** Start of RECORD EXCERPTS **

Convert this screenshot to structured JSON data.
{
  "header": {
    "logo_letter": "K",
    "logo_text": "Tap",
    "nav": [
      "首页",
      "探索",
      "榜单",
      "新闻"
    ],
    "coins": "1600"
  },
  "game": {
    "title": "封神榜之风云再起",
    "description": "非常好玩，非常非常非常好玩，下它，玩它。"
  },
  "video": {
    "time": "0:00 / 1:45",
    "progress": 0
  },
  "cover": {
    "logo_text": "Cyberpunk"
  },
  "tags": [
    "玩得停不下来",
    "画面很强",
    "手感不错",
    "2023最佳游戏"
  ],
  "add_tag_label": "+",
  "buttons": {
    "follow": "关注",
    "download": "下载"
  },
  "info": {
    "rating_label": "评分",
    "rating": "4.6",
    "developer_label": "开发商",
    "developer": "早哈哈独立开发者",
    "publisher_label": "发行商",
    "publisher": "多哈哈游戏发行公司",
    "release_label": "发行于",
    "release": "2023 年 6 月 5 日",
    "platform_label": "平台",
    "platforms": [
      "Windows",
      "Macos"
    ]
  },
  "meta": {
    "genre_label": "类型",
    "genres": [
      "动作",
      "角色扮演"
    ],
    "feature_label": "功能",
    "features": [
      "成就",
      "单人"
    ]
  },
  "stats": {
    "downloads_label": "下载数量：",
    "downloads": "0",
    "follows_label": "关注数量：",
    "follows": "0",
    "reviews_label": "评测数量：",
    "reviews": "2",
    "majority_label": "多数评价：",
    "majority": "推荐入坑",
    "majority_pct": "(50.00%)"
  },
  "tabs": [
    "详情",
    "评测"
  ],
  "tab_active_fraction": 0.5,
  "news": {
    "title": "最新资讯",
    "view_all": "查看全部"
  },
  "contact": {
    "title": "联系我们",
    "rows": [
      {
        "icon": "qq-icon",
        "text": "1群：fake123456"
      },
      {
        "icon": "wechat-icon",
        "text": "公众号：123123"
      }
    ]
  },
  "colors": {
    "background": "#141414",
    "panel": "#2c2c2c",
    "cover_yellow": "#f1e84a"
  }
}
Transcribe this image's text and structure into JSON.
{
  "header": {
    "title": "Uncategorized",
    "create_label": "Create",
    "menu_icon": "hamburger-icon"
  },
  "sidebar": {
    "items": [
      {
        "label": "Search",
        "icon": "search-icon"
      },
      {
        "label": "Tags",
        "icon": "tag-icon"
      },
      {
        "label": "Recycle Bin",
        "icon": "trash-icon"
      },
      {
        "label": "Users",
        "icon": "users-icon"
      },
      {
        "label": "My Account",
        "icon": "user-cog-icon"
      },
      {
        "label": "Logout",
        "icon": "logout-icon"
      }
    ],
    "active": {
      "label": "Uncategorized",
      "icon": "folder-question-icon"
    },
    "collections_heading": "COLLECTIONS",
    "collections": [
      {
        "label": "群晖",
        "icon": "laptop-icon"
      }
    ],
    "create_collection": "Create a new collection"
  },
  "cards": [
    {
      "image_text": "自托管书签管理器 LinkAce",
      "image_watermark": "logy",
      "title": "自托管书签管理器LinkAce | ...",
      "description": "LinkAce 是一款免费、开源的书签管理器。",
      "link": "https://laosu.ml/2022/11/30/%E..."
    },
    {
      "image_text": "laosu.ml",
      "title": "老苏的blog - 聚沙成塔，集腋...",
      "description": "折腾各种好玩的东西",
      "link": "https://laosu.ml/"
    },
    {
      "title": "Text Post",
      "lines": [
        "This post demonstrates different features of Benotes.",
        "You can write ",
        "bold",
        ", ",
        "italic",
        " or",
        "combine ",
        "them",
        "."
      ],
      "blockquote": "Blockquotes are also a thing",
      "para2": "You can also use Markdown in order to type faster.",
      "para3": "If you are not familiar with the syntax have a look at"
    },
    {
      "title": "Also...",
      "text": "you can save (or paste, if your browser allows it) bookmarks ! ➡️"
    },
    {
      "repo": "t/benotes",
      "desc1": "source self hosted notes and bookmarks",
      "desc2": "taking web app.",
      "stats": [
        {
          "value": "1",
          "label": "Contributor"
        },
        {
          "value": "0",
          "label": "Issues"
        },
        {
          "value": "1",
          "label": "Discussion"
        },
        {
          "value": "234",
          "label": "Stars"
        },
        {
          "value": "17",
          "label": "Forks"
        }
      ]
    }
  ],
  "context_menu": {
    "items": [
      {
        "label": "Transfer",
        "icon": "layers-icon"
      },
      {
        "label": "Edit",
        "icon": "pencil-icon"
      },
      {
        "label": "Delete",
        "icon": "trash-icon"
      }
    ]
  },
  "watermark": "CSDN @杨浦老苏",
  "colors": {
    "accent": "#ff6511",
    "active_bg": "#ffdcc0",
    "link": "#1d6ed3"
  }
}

** End of RECORD EXCERPTS **

Exactly reproduce every line of the data above.

▸ **OUTPUT FOR THIS TASK**:
Convert this screenshot to structured JSON data.
{
  "header": {
    "logo_letter": "K",
    "logo_text": "Tap",
    "nav": [
      "首页",
      "探索",
      "榜单",
      "新闻"
    ],
    "coins": "1600"
  },
  "game": {
    "title": "封神榜之风云再起",
    "description": "非常好玩，非常非常非常好玩，下它，玩它。"
  },
  "video": {
    "time": "0:00 / 1:45",
    "progress": 0
  },
  "cover": {
    "logo_text": "Cyberpunk"
  },
  "tags": [
    "玩得停不下来",
    "画面很强",
    "手感不错",
    "2023最佳游戏"
  ],
  "add_tag_label": "+",
  "buttons": {
    "follow": "关注",
    "download": "下载"
  },
  "info": {
    "rating_label": "评分",
    "rating": "4.6",
    "developer_label": "开发商",
    "developer": "早哈哈独立开发者",
    "publisher_label": "发行商",
    "publisher": "多哈哈游戏发行公司",
    "release_label": "发行于",
    "release": "2023 年 6 月 5 日",
    "platform_label": "平台",
    "platforms": [
      "Windows",
      "Macos"
    ]
  },
  "meta": {
    "genre_label": "类型",
    "genres": [
      "动作",
      "角色扮演"
    ],
    "feature_label": "功能",
    "features": [
      "成就",
      "单人"
    ]
  },
  "stats": {
    "downloads_label": "下载数量：",
    "downloads": "0",
    "follows_label": "关注数量：",
    "follows": "0",
    "reviews_label": "评测数量：",
    "reviews": "2",
    "majority_label": "多数评价：",
    "majority": "推荐入坑",
    "majority_pct": "(50.00%)"
  },
  "tabs": [
    "详情",
    "评测"
  ],
  "tab_active_fraction": 0.5,
  "news": {
    "title": "最新资讯",
    "view_all": "查看全部"
  },
  "contact": {
    "title": "联系我们",
    "rows": [
      {
        "icon": "qq-icon",
        "text": "1群：fake123456"
      },
      {
        "icon": "wechat-icon",
        "text": "公众号：123123"
      }
    ]
  },
  "colors": {
    "background": "#141414",
    "panel": "#2c2c2c",
    "cover_yellow": "#f1e84a"
  }
}
Transcribe this image's text and structure into JSON.
{
  "header": {
    "title": "Uncategorized",
    "create_label": "Create",
    "menu_icon": "hamburger-icon"
  },
  "sidebar": {
    "items": [
      {
        "label": "Search",
        "icon": "search-icon"
      },
      {
        "label": "Tags",
        "icon": "tag-icon"
      },
      {
        "label": "Recycle Bin",
        "icon": "trash-icon"
      },
      {
        "label": "Users",
        "icon": "users-icon"
      },
      {
        "label": "My Account",
        "icon": "user-cog-icon"
      },
      {
        "label": "Logout",
        "icon": "logout-icon"
      }
    ],
    "active": {
      "label": "Uncategorized",
      "icon": "folder-question-icon"
    },
    "collections_heading": "COLLECTIONS",
    "collections": [
      {
        "label": "群晖",
        "icon": "laptop-icon"
      }
    ],
    "create_collection": "Create a new collection"
  },
  "cards": [
    {
      "image_text": "自托管书签管理器 LinkAce",
      "image_watermark": "logy",
      "title": "自托管书签管理器LinkAce | ...",
      "description": "LinkAce 是一款免费、开源的书签管理器。",
      "link": "https://laosu.ml/2022/11/30/%E..."
    },
    {
      "image_text": "laosu.ml",
      "title": "老苏的blog - 聚沙成塔，集腋...",
      "description": "折腾各种好玩的东西",
      "link": "https://laosu.ml/"
    },
    {
      "title": "Text Post",
      "lines": [
        "This post demonstrates different features of Benotes.",
        "You can write ",
        "bold",
        ", ",
        "italic",
        " or",
        "combine ",
        "them",
        "."
      ],
      "blockquote": "Blockquotes are also a thing",
      "para2": "You can also use Markdown in order to type faster.",
      "para3": "If you are not familiar with the syntax have a look at"
    },
    {
      "title": "Also...",
      "text": "you can save (or paste, if your browser allows it) bookmarks ! ➡️"
    },
    {
      "repo": "t/benotes",
      "desc1": "source self hosted notes and bookmarks",
      "desc2": "taking web app.",
      "stats": [
        {
          "value": "1",
          "label": "Contributor"
        },
        {
          "value": "0",
          "label": "Issues"
        },
        {
          "value": "1",
          "label": "Discussion"
        },
        {
          "value": "234",
          "label": "Stars"
        },
        {
          "value": "17",
          "label": "Forks"
        }
      ]
    }
  ],
  "context_menu": {
    "items": [
      {
        "label": "Transfer",
        "icon": "layers-icon"
      },
      {
        "label": "Edit",
        "icon": "pencil-icon"
      },
      {
        "label": "Delete",
        "icon": "trash-icon"
      }
    ]
  },
  "watermark": "CSDN @杨浦老苏",
  "colors": {
    "accent": "#ff6511",
    "active_bg": "#ffdcc0",
    "link": "#1d6ed3"
  }
}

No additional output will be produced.